__Problem statement__:
State how many lines of the records contain the string "this", and give no other information.

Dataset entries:
☆ ☆ ☆ ☆ ☆

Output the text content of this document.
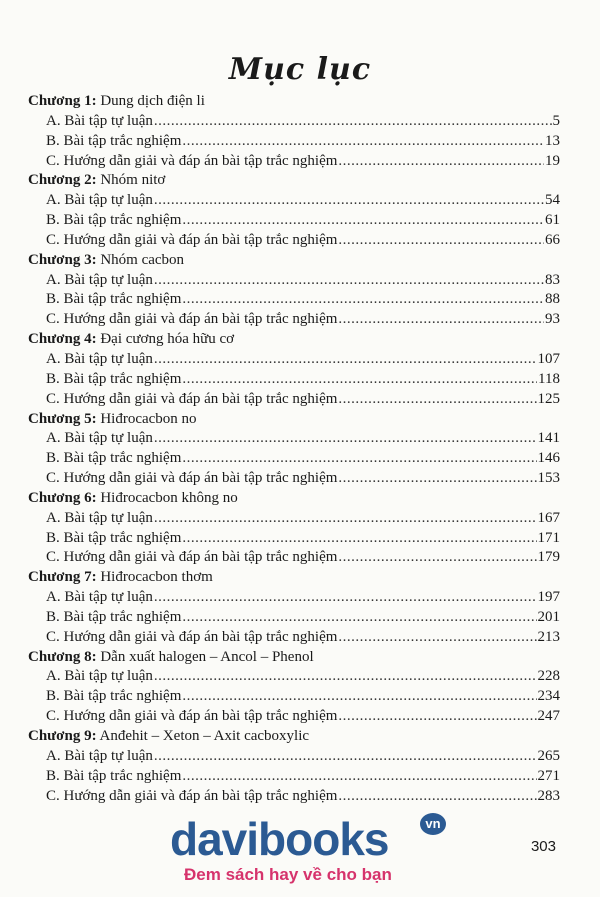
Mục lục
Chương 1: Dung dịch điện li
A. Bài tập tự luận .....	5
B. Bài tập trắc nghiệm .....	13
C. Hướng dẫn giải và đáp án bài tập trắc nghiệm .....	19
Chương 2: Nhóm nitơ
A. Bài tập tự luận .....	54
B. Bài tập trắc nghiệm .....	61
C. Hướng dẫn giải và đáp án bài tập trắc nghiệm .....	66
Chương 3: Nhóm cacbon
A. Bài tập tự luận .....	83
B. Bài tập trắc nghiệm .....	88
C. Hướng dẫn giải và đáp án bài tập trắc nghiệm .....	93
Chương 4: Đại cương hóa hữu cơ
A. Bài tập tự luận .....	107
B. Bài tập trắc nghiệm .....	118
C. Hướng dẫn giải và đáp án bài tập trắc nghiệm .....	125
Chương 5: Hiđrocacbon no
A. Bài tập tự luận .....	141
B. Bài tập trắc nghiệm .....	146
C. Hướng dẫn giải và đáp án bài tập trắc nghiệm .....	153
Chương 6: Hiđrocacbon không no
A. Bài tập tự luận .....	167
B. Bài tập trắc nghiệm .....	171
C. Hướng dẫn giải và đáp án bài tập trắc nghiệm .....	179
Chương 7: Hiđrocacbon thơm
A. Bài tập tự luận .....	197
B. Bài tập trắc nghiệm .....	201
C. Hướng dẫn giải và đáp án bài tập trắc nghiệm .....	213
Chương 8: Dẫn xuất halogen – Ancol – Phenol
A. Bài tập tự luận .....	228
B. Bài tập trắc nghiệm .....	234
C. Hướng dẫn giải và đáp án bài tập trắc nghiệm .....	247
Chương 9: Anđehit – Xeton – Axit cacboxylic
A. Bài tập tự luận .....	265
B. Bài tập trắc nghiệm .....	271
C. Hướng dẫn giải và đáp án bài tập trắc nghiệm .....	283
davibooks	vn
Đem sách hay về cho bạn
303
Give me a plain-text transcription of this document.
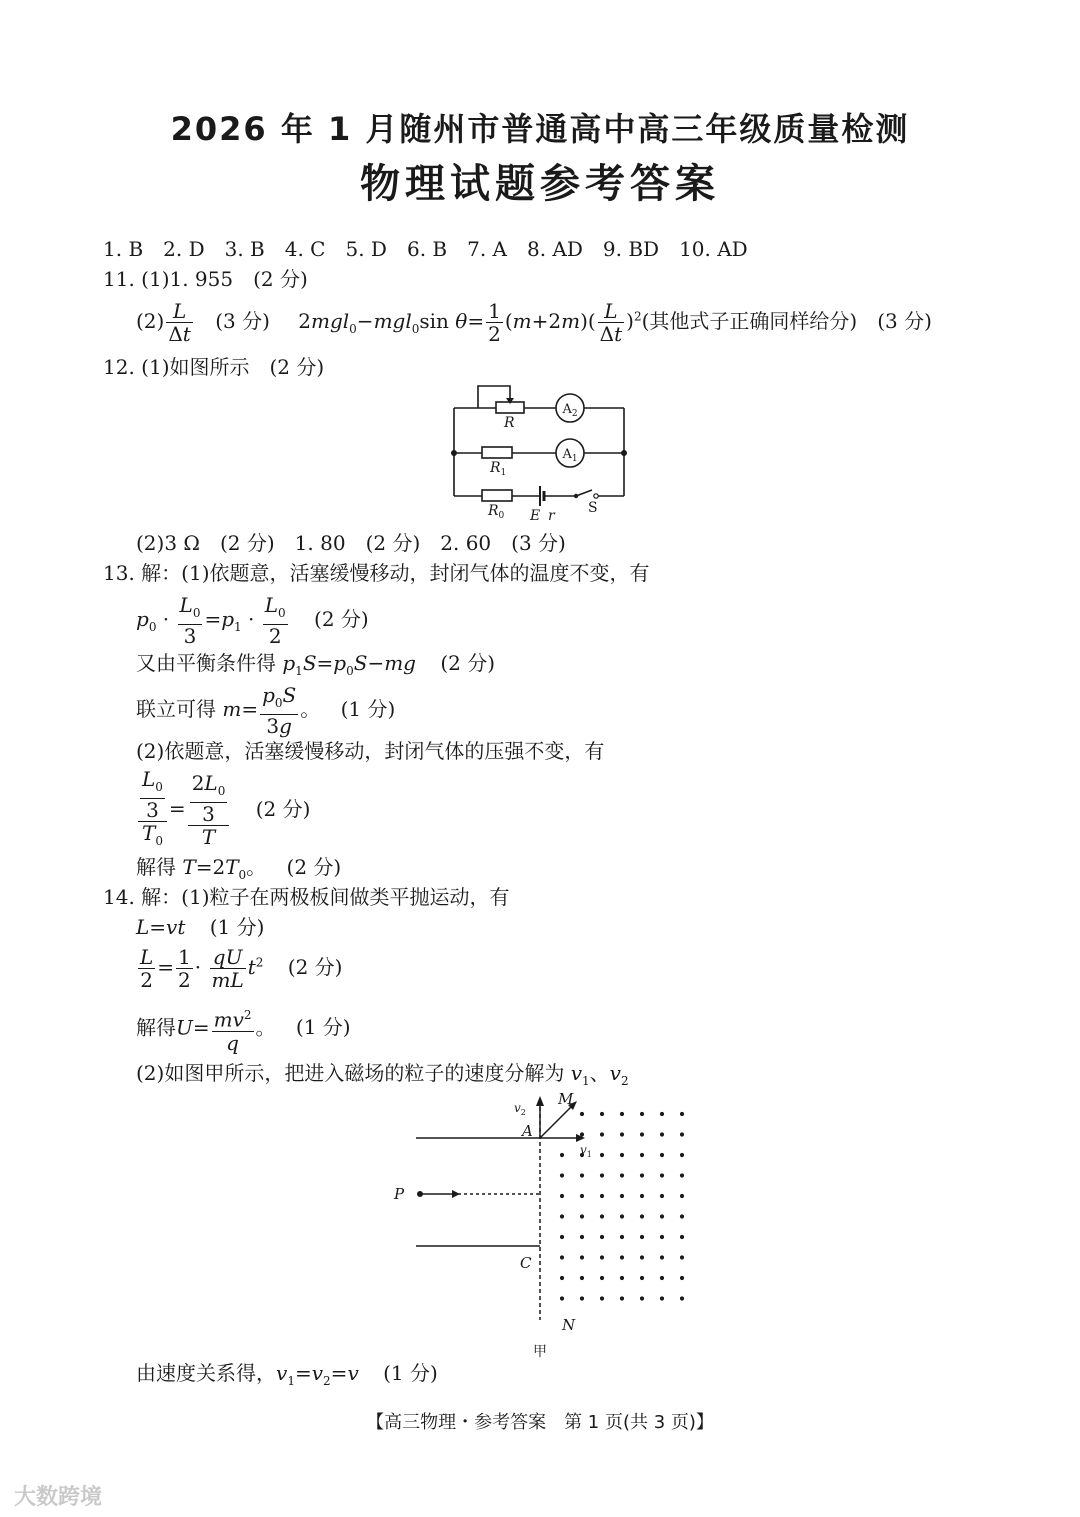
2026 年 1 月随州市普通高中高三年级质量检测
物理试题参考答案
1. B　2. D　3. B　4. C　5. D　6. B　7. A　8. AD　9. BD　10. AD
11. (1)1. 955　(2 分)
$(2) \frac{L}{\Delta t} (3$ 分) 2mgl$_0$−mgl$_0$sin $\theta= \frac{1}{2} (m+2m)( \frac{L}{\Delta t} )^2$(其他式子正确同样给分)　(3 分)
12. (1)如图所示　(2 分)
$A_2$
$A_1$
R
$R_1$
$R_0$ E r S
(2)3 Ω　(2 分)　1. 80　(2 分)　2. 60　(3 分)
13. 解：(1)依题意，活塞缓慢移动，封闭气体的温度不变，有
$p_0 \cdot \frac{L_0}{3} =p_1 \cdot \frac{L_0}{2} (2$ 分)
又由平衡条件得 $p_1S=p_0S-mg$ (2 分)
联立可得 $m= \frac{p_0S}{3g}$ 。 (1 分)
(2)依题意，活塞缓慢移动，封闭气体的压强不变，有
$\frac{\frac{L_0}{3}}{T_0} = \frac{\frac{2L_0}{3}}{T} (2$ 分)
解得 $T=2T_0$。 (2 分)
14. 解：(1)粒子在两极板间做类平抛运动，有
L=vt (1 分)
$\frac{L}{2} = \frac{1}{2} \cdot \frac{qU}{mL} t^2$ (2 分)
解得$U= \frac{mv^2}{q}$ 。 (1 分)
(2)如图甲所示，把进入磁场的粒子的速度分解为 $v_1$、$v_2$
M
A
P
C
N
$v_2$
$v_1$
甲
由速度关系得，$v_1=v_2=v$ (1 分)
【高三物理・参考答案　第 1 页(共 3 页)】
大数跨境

☆ ☆ ☆ ☆ ☆

__Answer to the problem__:
2